- What the task asks:
Read through the records below and copy each line that uses the word "ὥστε".

============================================================

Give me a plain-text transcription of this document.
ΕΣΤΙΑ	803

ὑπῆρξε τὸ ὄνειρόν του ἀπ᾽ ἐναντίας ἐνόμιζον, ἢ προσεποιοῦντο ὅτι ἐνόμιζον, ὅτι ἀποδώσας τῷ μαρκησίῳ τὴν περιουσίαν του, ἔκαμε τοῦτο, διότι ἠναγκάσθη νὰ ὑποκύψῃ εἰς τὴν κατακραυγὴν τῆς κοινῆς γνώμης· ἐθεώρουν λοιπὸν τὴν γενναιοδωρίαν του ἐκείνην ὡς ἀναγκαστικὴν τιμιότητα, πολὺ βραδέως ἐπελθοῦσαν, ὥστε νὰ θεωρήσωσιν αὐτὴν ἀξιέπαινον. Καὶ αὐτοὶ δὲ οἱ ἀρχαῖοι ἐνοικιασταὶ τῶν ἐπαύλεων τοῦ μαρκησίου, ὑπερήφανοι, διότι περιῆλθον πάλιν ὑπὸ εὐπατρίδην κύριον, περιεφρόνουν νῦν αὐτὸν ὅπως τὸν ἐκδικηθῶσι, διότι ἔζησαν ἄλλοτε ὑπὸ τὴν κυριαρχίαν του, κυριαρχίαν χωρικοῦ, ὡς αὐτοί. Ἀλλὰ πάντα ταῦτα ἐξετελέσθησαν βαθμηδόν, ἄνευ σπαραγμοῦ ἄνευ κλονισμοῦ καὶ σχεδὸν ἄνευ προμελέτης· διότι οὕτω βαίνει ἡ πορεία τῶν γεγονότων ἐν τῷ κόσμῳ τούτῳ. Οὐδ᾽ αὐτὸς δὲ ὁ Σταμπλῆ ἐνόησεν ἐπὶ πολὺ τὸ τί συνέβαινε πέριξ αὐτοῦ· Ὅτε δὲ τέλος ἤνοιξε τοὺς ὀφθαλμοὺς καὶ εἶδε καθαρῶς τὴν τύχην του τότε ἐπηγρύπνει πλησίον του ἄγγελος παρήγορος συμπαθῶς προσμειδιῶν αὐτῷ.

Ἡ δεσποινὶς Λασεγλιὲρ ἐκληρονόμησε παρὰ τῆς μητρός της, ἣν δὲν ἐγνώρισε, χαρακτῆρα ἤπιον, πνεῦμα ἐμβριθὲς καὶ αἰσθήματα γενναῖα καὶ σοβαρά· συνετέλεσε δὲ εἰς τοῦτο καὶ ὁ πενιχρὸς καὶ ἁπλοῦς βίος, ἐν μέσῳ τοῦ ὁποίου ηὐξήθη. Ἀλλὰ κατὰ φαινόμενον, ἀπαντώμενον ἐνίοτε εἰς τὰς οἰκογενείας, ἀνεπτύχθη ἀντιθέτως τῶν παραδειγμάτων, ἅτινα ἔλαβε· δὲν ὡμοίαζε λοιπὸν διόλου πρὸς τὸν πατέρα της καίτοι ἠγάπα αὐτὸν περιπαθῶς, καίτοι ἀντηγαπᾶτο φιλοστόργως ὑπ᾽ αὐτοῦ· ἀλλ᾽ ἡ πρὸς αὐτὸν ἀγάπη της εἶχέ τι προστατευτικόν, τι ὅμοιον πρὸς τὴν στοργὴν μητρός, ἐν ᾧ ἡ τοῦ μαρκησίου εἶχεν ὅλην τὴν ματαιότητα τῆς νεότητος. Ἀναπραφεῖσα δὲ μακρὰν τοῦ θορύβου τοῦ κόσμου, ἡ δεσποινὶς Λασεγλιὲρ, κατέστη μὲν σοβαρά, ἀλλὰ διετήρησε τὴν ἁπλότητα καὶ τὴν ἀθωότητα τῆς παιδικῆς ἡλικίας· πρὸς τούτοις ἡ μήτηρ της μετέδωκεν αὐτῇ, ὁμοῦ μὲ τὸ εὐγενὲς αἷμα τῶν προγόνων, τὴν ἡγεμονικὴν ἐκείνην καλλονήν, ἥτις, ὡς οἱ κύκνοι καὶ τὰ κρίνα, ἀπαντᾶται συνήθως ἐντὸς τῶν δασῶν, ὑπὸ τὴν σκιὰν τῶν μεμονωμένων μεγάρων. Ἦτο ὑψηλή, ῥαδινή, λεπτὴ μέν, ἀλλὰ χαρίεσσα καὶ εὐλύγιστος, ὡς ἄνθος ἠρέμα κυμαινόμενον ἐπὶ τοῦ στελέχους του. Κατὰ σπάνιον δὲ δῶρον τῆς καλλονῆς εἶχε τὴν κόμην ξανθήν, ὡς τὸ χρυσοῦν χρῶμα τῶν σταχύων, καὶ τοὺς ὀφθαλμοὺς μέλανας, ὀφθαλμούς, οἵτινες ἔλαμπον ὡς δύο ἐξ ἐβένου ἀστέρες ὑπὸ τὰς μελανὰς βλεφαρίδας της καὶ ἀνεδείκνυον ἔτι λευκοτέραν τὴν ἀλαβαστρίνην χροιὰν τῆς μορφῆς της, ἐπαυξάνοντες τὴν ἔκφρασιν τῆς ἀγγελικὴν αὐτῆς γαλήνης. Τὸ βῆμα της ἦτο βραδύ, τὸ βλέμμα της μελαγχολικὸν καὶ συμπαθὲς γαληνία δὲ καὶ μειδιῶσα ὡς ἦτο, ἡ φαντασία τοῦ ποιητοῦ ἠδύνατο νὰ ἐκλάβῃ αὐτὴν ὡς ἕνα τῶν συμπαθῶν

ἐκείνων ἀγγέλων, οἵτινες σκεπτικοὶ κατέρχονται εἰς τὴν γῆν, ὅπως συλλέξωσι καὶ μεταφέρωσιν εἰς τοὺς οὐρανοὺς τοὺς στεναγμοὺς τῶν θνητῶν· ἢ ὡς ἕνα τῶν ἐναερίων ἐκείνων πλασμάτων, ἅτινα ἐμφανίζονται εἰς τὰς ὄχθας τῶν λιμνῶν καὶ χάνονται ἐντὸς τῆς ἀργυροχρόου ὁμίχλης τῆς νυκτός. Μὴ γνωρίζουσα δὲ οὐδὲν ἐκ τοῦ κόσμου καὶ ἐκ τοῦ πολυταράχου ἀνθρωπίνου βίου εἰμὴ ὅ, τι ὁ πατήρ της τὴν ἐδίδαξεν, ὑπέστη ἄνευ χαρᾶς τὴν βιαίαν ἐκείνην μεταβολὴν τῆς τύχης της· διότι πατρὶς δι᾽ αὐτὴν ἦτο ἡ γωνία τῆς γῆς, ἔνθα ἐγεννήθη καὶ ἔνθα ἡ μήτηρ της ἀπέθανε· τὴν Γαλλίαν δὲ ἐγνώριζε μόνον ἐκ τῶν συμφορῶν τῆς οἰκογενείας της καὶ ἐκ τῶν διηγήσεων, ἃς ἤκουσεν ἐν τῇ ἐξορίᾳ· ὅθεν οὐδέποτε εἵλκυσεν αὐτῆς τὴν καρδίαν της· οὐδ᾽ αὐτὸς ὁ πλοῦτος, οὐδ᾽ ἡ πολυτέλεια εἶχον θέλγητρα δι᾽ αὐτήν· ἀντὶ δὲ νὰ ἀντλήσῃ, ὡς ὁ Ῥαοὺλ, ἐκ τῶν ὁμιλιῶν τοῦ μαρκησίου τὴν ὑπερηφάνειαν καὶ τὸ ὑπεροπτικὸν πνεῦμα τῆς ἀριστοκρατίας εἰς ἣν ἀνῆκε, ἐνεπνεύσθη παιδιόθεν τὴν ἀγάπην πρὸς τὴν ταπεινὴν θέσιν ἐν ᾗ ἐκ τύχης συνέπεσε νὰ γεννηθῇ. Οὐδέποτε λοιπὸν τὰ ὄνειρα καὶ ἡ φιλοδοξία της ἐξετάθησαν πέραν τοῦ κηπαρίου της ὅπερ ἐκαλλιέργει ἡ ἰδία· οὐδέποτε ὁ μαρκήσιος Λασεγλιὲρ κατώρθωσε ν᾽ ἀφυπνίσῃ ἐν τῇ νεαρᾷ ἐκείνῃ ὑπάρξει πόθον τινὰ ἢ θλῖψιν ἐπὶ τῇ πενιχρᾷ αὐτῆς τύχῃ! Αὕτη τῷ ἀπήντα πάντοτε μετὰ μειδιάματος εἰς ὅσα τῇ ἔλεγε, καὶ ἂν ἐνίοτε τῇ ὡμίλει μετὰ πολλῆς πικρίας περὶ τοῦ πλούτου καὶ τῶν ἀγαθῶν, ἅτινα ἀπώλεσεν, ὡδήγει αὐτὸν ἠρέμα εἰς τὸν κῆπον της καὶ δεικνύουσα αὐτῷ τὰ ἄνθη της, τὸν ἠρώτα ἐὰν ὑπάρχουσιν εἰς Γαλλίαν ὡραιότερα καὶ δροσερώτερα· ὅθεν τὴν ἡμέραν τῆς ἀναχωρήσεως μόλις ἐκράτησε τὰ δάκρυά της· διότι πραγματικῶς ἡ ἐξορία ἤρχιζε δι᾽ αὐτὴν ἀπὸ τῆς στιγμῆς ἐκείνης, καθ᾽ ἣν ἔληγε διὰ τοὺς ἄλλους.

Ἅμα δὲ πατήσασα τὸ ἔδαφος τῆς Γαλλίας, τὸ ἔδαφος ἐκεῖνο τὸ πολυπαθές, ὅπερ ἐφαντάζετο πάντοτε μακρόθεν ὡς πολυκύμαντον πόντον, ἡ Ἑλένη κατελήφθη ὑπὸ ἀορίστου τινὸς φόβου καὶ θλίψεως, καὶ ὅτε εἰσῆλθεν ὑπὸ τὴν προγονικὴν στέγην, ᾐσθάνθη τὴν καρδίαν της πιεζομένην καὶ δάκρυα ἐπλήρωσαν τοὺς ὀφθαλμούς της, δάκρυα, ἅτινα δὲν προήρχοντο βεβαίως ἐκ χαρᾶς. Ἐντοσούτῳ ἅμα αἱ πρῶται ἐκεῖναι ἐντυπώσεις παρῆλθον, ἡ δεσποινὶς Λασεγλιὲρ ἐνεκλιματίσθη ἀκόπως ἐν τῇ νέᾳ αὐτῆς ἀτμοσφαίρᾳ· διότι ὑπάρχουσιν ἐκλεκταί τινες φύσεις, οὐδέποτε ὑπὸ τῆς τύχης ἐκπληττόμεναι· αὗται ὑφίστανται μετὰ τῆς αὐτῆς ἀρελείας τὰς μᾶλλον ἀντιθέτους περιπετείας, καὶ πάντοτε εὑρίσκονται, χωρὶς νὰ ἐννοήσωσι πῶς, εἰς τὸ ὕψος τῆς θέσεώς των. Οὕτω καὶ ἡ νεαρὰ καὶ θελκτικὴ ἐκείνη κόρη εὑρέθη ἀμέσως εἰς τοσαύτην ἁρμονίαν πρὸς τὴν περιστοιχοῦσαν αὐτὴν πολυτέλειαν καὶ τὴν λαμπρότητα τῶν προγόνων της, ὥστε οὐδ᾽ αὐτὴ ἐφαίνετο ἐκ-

============================================================

- Result of the exercise:
ὑπῆρξε τὸ ὄνειρόν του ἀπ᾽ ἐναντίας ἐνόμιζον, ἢ προσεποιοῦντο ὅτι ἐνόμιζον, ὅτι ἀποδώσας τῷ μαρκησίῳ τὴν περιουσίαν του, ἔκαμε τοῦτο, διότι ἠναγκάσθη νὰ ὑποκύψῃ εἰς τὴν κατακραυγὴν τῆς κοινῆς γνώμης· ἐθεώρουν λοιπὸν τὴν γενναιοδωρίαν του ἐκείνην ὡς ἀναγκαστικὴν τιμιότητα, πολὺ βραδέως ἐπελθοῦσαν, ὥστε νὰ θεωρήσωσιν αὐτὴν ἀξιέπαινον. Καὶ αὐτοὶ δὲ οἱ ἀρχαῖοι ἐνοικιασταὶ τῶν ἐπαύλεων τοῦ μαρκησίου, ὑπερήφανοι, διότι περιῆλθον πάλιν ὑπὸ εὐπατρίδην κύριον, περιεφρόνουν νῦν αὐτὸν ὅπως τὸν ἐκδικηθῶσι, διότι ἔζησαν ἄλλοτε ὑπὸ τὴν κυριαρχίαν του, κυριαρχίαν χωρικοῦ, ὡς αὐτοί. Ἀλλὰ πάντα ταῦτα ἐξετελέσθησαν βαθμηδόν, ἄνευ σπαραγμοῦ ἄνευ κλονισμοῦ καὶ σχεδὸν ἄνευ προμελέτης· διότι οὕτω βαίνει ἡ πορεία τῶν γεγονότων ἐν τῷ κόσμῳ τούτῳ. Οὐδ᾽ αὐτὸς δὲ ὁ Σταμπλῆ ἐνόησεν ἐπὶ πολὺ τὸ τί συνέβαινε πέριξ αὐτοῦ· Ὅτε δὲ τέλος ἤνοιξε τοὺς ὀφθαλμοὺς καὶ εἶδε καθαρῶς τὴν τύχην του τότε ἐπηγρύπνει πλησίον του ἄγγελος παρήγορος συμπαθῶς προσμειδιῶν αὐτῷ.
Ἅμα δὲ πατήσασα τὸ ἔδαφος τῆς Γαλλίας, τὸ ἔδαφος ἐκεῖνο τὸ πολυπαθές, ὅπερ ἐφαντάζετο πάντοτε μακρόθεν ὡς πολυκύμαντον πόντον, ἡ Ἑλένη κατελήφθη ὑπὸ ἀορίστου τινὸς φόβου καὶ θλίψεως, καὶ ὅτε εἰσῆλθεν ὑπὸ τὴν προγονικὴν στέγην, ᾐσθάνθη τὴν καρδίαν της πιεζομένην καὶ δάκρυα ἐπλήρωσαν τοὺς ὀφθαλμούς της, δάκρυα, ἅτινα δὲν προήρχοντο βεβαίως ἐκ χαρᾶς. Ἐντοσούτῳ ἅμα αἱ πρῶται ἐκεῖναι ἐντυπώσεις παρῆλθον, ἡ δεσποινὶς Λασεγλιὲρ ἐνεκλιματίσθη ἀκόπως ἐν τῇ νέᾳ αὐτῆς ἀτμοσφαίρᾳ· διότι ὑπάρχουσιν ἐκλεκταί τινες φύσεις, οὐδέποτε ὑπὸ τῆς τύχης ἐκπληττόμεναι· αὗται ὑφίστανται μετὰ τῆς αὐτῆς ἀρελείας τὰς μᾶλλον ἀντιθέτους περιπετείας, καὶ πάντοτε εὑρίσκονται, χωρὶς νὰ ἐννοήσωσι πῶς, εἰς τὸ ὕψος τῆς θέσεώς των. Οὕτω καὶ ἡ νεαρὰ καὶ θελκτικὴ ἐκείνη κόρη εὑρέθη ἀμέσως εἰς τοσαύτην ἁρμονίαν πρὸς τὴν περιστοιχοῦσαν αὐτὴν πολυτέλειαν καὶ τὴν λαμπρότητα τῶν προγόνων της, ὥστε οὐδ᾽ αὐτὴ ἐφαίνετο ἐκ-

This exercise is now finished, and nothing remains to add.